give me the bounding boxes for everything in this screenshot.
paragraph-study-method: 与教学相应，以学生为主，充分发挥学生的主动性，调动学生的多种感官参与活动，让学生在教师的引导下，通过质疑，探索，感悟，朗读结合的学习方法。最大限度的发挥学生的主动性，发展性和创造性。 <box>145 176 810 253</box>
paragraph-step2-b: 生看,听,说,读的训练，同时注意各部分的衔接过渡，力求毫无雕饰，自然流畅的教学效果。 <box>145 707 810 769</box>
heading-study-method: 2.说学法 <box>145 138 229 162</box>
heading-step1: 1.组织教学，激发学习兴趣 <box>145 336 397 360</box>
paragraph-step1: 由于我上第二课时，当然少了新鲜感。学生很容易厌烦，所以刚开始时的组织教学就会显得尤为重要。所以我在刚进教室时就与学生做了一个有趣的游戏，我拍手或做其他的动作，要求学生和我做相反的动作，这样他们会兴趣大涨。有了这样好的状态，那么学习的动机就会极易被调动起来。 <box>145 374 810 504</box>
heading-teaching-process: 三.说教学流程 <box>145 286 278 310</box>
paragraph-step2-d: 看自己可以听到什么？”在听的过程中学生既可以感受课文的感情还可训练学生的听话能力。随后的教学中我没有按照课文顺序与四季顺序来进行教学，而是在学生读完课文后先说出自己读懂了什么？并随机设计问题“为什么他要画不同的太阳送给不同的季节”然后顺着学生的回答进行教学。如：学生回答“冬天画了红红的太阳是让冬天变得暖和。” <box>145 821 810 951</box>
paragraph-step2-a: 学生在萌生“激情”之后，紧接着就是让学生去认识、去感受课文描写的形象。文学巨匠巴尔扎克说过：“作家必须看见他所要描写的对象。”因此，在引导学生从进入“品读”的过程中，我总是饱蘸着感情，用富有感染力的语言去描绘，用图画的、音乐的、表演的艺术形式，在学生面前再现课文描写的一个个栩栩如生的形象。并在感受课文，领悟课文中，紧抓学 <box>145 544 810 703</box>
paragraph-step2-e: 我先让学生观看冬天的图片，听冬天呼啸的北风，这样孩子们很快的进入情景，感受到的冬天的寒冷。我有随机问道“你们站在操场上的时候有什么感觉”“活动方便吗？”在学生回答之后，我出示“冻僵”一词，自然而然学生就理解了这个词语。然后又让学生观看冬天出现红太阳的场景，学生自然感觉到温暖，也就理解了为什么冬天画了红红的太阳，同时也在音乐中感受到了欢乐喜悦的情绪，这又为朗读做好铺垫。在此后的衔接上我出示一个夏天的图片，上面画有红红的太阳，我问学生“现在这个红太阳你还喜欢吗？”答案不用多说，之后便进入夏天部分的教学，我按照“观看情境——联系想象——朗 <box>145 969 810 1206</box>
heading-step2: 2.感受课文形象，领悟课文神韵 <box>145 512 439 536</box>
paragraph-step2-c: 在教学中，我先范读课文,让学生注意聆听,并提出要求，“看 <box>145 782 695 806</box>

************

--- What to produce ---
Please print every line of the records above again, word for word, without changing anything.

--- Full solution ---
give me the bounding boxes for everything in this screenshot.
paragraph-study-method: 与教学相应，以学生为主，充分发挥学生的主动性，调动学生的多种感官参与活动，让学生在教师的引导下，通过质疑，探索，感悟，朗读结合的学习方法。最大限度的发挥学生的主动性，发展性和创造性。 <box>145 176 810 253</box>
paragraph-step2-b: 生看,听,说,读的训练，同时注意各部分的衔接过渡，力求毫无雕饰，自然流畅的教学效果。 <box>145 707 810 769</box>
heading-study-method: 2.说学法 <box>145 138 229 162</box>
heading-step1: 1.组织教学，激发学习兴趣 <box>145 336 397 360</box>
paragraph-step1: 由于我上第二课时，当然少了新鲜感。学生很容易厌烦，所以刚开始时的组织教学就会显得尤为重要。所以我在刚进教室时就与学生做了一个有趣的游戏，我拍手或做其他的动作，要求学生和我做相反的动作，这样他们会兴趣大涨。有了这样好的状态，那么学习的动机就会极易被调动起来。 <box>145 374 810 504</box>
heading-teaching-process: 三.说教学流程 <box>145 286 278 310</box>
paragraph-step2-d: 看自己可以听到什么？”在听的过程中学生既可以感受课文的感情还可训练学生的听话能力。随后的教学中我没有按照课文顺序与四季顺序来进行教学，而是在学生读完课文后先说出自己读懂了什么？并随机设计问题“为什么他要画不同的太阳送给不同的季节”然后顺着学生的回答进行教学。如：学生回答“冬天画了红红的太阳是让冬天变得暖和。” <box>145 821 810 951</box>
paragraph-step2-a: 学生在萌生“激情”之后，紧接着就是让学生去认识、去感受课文描写的形象。文学巨匠巴尔扎克说过：“作家必须看见他所要描写的对象。”因此，在引导学生从进入“品读”的过程中，我总是饱蘸着感情，用富有感染力的语言去描绘，用图画的、音乐的、表演的艺术形式，在学生面前再现课文描写的一个个栩栩如生的形象。并在感受课文，领悟课文中，紧抓学 <box>145 544 810 703</box>
paragraph-step2-e: 我先让学生观看冬天的图片，听冬天呼啸的北风，这样孩子们很快的进入情景，感受到的冬天的寒冷。我有随机问道“你们站在操场上的时候有什么感觉”“活动方便吗？”在学生回答之后，我出示“冻僵”一词，自然而然学生就理解了这个词语。然后又让学生观看冬天出现红太阳的场景，学生自然感觉到温暖，也就理解了为什么冬天画了红红的太阳，同时也在音乐中感受到了欢乐喜悦的情绪，这又为朗读做好铺垫。在此后的衔接上我出示一个夏天的图片，上面画有红红的太阳，我问学生“现在这个红太阳你还喜欢吗？”答案不用多说，之后便进入夏天部分的教学，我按照“观看情境——联系想象——朗 <box>145 969 810 1206</box>
heading-step2: 2.感受课文形象，领悟课文神韵 <box>145 512 439 536</box>
paragraph-step2-c: 在教学中，我先范读课文,让学生注意聆听,并提出要求，“看 <box>145 782 695 806</box>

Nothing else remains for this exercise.